***** PROVIDED RECORDS

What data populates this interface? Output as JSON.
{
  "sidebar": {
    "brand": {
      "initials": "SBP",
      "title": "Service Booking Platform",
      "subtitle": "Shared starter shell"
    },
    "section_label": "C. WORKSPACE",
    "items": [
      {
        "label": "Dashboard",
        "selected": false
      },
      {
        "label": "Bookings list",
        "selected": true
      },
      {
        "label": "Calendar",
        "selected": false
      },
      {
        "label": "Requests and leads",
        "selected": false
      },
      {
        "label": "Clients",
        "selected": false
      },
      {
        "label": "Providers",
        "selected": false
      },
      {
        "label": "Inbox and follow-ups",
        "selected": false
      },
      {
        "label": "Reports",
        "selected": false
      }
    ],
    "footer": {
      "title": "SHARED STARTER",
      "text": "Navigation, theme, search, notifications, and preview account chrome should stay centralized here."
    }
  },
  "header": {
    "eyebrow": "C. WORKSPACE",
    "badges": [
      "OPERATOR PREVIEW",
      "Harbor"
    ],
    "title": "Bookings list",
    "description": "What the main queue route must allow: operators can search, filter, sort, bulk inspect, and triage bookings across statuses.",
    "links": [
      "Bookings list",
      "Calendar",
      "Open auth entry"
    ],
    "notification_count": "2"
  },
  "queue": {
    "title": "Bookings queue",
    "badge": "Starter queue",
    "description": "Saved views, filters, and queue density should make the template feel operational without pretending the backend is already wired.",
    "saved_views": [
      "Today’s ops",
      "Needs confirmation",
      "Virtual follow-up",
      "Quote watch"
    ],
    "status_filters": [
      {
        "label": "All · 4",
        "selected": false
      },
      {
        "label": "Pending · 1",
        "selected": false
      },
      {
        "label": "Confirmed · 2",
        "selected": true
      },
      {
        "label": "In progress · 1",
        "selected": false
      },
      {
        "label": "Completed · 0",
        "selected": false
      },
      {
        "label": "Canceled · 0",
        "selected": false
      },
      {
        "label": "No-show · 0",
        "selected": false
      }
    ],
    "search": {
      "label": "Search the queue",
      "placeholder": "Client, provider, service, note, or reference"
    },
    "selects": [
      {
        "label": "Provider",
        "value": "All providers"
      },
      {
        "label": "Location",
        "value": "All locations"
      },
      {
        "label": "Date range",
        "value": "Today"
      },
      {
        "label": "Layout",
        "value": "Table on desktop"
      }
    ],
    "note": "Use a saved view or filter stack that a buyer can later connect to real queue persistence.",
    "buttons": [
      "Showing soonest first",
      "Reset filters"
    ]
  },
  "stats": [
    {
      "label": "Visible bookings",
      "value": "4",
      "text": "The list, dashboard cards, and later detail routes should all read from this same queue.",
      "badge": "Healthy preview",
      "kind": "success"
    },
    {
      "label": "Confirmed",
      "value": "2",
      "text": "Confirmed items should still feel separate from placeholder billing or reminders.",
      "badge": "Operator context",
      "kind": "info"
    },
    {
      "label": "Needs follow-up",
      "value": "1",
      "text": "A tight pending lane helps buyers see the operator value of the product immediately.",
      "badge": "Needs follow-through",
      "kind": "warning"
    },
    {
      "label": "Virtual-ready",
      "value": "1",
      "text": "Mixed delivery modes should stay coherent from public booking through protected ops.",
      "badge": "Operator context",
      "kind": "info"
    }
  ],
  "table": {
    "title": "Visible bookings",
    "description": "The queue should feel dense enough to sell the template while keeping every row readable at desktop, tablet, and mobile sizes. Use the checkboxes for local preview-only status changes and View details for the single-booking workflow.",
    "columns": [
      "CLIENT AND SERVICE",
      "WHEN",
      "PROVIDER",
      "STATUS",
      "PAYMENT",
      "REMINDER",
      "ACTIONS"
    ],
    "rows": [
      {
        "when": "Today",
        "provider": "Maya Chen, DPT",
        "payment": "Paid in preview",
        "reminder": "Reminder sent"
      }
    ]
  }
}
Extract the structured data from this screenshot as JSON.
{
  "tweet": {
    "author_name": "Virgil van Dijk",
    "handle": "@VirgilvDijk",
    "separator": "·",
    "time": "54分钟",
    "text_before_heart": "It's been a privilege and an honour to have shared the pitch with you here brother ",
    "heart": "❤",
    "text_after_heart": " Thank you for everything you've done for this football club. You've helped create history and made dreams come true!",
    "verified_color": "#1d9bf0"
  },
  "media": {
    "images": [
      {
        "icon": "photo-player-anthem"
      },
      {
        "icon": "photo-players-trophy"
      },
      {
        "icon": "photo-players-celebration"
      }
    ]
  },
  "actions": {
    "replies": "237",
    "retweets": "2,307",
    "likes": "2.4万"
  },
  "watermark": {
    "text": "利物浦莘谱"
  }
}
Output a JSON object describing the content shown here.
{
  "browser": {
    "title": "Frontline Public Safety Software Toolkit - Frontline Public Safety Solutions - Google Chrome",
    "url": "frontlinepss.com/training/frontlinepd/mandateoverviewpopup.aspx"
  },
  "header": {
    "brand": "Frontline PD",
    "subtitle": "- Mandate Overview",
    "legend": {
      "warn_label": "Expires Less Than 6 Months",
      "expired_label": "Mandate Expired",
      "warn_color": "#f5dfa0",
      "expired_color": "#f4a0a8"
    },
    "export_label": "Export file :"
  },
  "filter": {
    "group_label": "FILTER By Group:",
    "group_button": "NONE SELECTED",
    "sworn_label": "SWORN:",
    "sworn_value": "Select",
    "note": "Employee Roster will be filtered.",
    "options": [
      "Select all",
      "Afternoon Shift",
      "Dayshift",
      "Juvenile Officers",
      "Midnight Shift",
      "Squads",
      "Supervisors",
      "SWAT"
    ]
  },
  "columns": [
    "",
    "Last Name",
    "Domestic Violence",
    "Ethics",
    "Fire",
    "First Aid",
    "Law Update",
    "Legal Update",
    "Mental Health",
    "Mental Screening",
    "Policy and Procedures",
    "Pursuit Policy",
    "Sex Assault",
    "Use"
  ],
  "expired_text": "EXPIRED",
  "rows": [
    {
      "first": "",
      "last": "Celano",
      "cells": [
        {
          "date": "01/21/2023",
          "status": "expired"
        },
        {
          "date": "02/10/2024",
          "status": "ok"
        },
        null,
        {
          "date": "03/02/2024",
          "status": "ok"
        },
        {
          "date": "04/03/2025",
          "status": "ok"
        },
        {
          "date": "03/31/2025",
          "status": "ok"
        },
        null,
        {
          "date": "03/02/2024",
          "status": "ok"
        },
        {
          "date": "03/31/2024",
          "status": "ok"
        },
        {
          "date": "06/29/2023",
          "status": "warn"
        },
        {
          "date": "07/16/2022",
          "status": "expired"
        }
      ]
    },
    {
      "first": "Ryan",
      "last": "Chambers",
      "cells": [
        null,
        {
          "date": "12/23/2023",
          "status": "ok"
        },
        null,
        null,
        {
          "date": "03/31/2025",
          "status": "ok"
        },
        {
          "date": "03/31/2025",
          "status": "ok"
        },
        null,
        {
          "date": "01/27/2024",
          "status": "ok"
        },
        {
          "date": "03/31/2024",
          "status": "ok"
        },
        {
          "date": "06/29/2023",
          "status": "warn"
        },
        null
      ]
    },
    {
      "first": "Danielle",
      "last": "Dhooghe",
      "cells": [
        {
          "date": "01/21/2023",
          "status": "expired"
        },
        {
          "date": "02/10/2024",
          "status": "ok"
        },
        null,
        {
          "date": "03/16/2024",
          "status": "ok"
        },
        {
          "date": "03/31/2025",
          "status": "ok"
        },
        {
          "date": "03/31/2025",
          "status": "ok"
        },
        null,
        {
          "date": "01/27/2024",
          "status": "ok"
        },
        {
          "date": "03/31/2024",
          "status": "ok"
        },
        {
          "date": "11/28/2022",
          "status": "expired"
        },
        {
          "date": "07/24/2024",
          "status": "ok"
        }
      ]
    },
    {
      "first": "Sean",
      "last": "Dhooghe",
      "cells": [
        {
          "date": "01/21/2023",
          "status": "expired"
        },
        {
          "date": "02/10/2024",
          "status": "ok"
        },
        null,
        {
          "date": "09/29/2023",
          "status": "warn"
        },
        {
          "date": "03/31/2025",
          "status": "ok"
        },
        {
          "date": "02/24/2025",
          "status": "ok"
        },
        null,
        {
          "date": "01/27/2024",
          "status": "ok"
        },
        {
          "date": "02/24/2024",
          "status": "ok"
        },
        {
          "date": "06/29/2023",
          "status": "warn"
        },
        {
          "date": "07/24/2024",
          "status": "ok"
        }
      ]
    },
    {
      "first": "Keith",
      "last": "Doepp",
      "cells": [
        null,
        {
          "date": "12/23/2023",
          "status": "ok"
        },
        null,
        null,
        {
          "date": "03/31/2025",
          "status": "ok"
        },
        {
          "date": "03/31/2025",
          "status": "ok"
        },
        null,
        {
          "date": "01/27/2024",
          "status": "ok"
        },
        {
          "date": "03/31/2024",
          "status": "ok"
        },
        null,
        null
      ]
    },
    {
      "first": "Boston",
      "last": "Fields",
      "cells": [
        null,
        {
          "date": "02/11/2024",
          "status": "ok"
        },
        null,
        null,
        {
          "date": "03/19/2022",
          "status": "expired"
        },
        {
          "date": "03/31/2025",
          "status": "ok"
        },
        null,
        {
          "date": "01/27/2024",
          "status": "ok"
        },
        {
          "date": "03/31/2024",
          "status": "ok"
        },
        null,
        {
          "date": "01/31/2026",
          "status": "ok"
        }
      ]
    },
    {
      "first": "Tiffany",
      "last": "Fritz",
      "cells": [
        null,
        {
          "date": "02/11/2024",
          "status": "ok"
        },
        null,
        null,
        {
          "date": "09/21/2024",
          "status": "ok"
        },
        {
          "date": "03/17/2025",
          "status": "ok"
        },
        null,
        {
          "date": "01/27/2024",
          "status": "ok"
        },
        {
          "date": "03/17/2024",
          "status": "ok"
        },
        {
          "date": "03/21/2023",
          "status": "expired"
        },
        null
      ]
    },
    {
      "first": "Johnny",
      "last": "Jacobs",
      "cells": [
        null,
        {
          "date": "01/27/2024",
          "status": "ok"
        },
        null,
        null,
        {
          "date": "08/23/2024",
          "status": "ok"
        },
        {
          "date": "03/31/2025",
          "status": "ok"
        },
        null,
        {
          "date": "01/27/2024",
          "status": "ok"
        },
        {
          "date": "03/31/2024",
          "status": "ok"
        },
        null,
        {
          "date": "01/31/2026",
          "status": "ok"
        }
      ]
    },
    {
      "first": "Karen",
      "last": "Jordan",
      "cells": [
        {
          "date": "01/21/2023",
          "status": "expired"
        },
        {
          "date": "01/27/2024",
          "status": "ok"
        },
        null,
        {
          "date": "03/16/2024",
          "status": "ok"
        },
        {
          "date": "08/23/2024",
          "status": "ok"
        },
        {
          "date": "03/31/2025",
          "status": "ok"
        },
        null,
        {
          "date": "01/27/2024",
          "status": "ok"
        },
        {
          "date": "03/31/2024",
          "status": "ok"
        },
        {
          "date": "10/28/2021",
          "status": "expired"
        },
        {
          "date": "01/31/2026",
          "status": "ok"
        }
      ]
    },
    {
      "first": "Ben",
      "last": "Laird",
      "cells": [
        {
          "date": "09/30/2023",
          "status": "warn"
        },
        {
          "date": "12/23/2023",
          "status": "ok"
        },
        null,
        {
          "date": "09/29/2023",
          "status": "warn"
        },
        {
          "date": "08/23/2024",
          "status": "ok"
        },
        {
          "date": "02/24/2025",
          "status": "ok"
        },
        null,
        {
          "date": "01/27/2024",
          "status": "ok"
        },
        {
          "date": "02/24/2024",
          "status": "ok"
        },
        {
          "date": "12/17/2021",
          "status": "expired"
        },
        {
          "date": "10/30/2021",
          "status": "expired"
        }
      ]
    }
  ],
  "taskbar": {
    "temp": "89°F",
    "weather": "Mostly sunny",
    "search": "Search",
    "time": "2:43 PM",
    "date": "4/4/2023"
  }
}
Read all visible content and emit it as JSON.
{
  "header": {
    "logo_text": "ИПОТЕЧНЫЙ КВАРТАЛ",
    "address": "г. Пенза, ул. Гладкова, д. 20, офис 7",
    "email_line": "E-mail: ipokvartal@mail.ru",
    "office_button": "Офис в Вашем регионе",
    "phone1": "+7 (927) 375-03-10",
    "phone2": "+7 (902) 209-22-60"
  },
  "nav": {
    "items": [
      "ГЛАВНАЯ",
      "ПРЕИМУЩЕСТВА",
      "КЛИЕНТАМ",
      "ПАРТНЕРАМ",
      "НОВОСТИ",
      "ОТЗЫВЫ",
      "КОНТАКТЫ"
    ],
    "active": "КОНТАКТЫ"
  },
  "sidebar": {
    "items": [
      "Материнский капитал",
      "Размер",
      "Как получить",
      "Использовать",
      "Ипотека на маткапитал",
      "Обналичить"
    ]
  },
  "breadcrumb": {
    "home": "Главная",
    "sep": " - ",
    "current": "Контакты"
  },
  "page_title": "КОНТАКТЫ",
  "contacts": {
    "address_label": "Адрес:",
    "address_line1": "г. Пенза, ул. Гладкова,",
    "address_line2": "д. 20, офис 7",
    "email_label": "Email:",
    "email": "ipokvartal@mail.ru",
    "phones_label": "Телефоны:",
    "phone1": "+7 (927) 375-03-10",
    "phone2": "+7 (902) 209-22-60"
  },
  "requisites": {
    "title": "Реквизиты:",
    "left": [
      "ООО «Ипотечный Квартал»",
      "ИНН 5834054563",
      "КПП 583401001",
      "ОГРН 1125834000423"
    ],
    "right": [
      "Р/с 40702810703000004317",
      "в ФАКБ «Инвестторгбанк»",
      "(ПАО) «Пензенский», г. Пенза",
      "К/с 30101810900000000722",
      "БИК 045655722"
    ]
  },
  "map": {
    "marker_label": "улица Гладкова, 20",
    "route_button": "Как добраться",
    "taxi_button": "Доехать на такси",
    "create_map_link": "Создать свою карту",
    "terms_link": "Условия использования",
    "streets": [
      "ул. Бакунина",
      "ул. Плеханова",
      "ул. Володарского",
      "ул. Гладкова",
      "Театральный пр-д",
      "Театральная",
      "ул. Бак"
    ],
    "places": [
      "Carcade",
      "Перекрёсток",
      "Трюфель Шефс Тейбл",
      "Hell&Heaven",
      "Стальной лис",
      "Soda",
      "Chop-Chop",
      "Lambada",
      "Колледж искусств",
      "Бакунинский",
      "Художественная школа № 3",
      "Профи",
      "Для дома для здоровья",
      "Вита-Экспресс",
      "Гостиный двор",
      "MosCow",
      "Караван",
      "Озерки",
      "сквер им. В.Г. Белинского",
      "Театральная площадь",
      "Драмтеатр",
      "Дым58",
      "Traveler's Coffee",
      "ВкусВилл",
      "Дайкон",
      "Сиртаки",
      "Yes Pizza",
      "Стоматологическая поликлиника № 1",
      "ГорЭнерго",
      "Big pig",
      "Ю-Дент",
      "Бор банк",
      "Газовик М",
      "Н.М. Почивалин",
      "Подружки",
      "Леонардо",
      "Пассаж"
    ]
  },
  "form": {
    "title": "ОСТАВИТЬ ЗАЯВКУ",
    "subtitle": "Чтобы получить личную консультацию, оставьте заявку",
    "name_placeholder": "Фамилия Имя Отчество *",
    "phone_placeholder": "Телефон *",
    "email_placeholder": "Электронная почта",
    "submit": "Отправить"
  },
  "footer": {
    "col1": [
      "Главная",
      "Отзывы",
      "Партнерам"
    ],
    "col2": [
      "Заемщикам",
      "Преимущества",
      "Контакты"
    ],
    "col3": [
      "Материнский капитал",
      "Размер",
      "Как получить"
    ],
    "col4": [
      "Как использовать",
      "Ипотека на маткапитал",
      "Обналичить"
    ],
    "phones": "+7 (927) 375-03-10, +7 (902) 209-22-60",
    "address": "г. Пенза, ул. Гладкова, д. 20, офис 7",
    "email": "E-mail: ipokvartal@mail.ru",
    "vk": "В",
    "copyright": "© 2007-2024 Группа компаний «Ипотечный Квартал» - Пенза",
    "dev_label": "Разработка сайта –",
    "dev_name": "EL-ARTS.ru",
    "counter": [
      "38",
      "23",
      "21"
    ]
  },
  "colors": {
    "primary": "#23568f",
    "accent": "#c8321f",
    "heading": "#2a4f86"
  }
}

**********

Lines that include the word "desktop" — how many are there in the data? Answer with the number alone.

2